**What needs to be done**
All of the data should be output character for character, except the pictures.

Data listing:
[Begin]
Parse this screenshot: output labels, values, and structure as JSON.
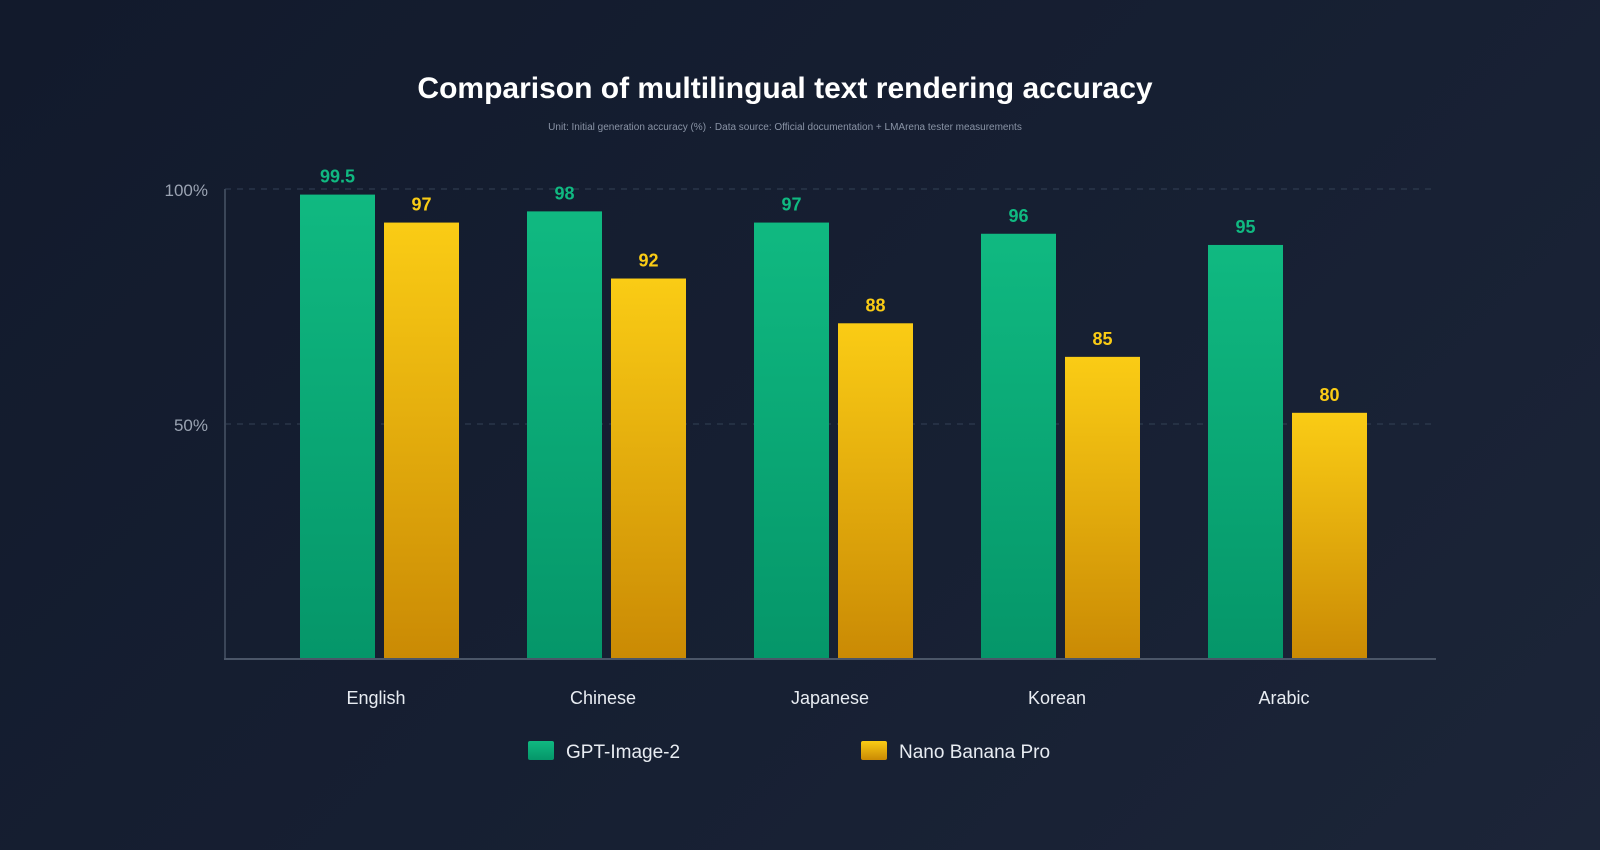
{
  "chart_data": {
    "type": "bar",
    "title": "Comparison of multilingual text rendering accuracy",
    "subtitle": "Unit: Initial generation accuracy (%) · Data source: Official documentation + LMArena tester measurements",
    "xlabel": "",
    "ylabel": "",
    "categories": [
      "English",
      "Chinese",
      "Japanese",
      "Korean",
      "Arabic"
    ],
    "series": [
      {
        "name": "GPT-Image-2",
        "values": [
          99.5,
          98,
          97,
          96,
          95
        ],
        "color": "#10b981",
        "color_bottom": "#059669"
      },
      {
        "name": "Nano Banana Pro",
        "values": [
          97,
          92,
          88,
          85,
          80
        ],
        "color": "#facc15",
        "color_bottom": "#ca8a04"
      }
    ],
    "y_ticks": [
      "50%",
      "100%"
    ],
    "grid": true,
    "legend": "bottom"
  }
}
[End]
**Result of the task**
Parse this screenshot: output labels, values, and structure as JSON.
{
  "chart_data": {
    "type": "bar",
    "title": "Comparison of multilingual text rendering accuracy",
    "subtitle": "Unit: Initial generation accuracy (%) · Data source: Official documentation + LMArena tester measurements",
    "xlabel": "",
    "ylabel": "",
    "categories": [
      "English",
      "Chinese",
      "Japanese",
      "Korean",
      "Arabic"
    ],
    "series": [
      {
        "name": "GPT-Image-2",
        "values": [
          99.5,
          98,
          97,
          96,
          95
        ],
        "color": "#10b981",
        "color_bottom": "#059669"
      },
      {
        "name": "Nano Banana Pro",
        "values": [
          97,
          92,
          88,
          85,
          80
        ],
        "color": "#facc15",
        "color_bottom": "#ca8a04"
      }
    ],
    "y_ticks": [
      "50%",
      "100%"
    ],
    "grid": true,
    "legend": "bottom"
  }
}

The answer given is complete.